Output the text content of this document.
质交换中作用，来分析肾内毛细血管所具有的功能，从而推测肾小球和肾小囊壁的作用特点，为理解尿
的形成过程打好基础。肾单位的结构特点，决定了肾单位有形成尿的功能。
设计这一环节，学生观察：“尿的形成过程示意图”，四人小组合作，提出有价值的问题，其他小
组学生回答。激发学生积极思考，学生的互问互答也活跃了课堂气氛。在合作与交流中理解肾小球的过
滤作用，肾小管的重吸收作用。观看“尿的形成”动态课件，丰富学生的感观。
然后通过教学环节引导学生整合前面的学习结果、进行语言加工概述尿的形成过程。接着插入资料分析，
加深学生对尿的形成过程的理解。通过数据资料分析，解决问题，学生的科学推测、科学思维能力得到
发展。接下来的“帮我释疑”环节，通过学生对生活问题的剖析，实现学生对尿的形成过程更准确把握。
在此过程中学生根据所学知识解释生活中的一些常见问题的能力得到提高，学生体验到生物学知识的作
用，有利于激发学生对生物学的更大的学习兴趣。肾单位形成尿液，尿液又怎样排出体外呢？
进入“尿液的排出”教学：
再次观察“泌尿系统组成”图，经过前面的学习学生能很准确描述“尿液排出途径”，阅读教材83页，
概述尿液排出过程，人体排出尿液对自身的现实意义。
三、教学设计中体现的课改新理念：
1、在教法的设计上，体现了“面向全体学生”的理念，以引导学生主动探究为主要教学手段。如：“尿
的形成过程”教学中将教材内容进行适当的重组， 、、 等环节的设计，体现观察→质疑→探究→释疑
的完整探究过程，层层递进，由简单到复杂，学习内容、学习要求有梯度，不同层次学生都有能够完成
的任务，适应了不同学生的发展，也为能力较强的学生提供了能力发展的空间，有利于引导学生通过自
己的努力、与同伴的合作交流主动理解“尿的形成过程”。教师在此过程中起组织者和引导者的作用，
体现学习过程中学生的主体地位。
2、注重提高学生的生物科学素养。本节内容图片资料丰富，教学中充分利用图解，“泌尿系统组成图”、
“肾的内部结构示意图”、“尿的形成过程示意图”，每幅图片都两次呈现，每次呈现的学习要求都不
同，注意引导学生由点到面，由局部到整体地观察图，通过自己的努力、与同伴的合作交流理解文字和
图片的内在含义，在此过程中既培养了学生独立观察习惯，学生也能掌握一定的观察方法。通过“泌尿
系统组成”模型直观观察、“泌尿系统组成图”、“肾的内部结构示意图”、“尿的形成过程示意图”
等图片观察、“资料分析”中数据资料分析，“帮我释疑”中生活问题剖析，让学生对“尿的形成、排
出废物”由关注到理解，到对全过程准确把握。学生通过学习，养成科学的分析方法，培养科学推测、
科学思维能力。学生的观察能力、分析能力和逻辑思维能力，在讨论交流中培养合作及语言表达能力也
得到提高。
◆ ◆ ◆
**Written task:** Using the exact wording, write out all of the records.

**Exercise output:**
Output the text content of this document.
质交换中作用，来分析肾内毛细血管所具有的功能，从而推测肾小球和肾小囊壁的作用特点，为理解尿
的形成过程打好基础。肾单位的结构特点，决定了肾单位有形成尿的功能。
设计这一环节，学生观察：“尿的形成过程示意图”，四人小组合作，提出有价值的问题，其他小
组学生回答。激发学生积极思考，学生的互问互答也活跃了课堂气氛。在合作与交流中理解肾小球的过
滤作用，肾小管的重吸收作用。观看“尿的形成”动态课件，丰富学生的感观。
然后通过教学环节引导学生整合前面的学习结果、进行语言加工概述尿的形成过程。接着插入资料分析，
加深学生对尿的形成过程的理解。通过数据资料分析，解决问题，学生的科学推测、科学思维能力得到
发展。接下来的“帮我释疑”环节，通过学生对生活问题的剖析，实现学生对尿的形成过程更准确把握。
在此过程中学生根据所学知识解释生活中的一些常见问题的能力得到提高，学生体验到生物学知识的作
用，有利于激发学生对生物学的更大的学习兴趣。肾单位形成尿液，尿液又怎样排出体外呢？
进入“尿液的排出”教学：
再次观察“泌尿系统组成”图，经过前面的学习学生能很准确描述“尿液排出途径”，阅读教材83页，
概述尿液排出过程，人体排出尿液对自身的现实意义。
三、教学设计中体现的课改新理念：
1、在教法的设计上，体现了“面向全体学生”的理念，以引导学生主动探究为主要教学手段。如：“尿
的形成过程”教学中将教材内容进行适当的重组， 、、 等环节的设计，体现观察→质疑→探究→释疑
的完整探究过程，层层递进，由简单到复杂，学习内容、学习要求有梯度，不同层次学生都有能够完成
的任务，适应了不同学生的发展，也为能力较强的学生提供了能力发展的空间，有利于引导学生通过自
己的努力、与同伴的合作交流主动理解“尿的形成过程”。教师在此过程中起组织者和引导者的作用，
体现学习过程中学生的主体地位。
2、注重提高学生的生物科学素养。本节内容图片资料丰富，教学中充分利用图解，“泌尿系统组成图”、
“肾的内部结构示意图”、“尿的形成过程示意图”，每幅图片都两次呈现，每次呈现的学习要求都不
同，注意引导学生由点到面，由局部到整体地观察图，通过自己的努力、与同伴的合作交流理解文字和
图片的内在含义，在此过程中既培养了学生独立观察习惯，学生也能掌握一定的观察方法。通过“泌尿
系统组成”模型直观观察、“泌尿系统组成图”、“肾的内部结构示意图”、“尿的形成过程示意图”
等图片观察、“资料分析”中数据资料分析，“帮我释疑”中生活问题剖析，让学生对“尿的形成、排
出废物”由关注到理解，到对全过程准确把握。学生通过学习，养成科学的分析方法，培养科学推测、
科学思维能力。学生的观察能力、分析能力和逻辑思维能力，在讨论交流中培养合作及语言表达能力也
得到提高。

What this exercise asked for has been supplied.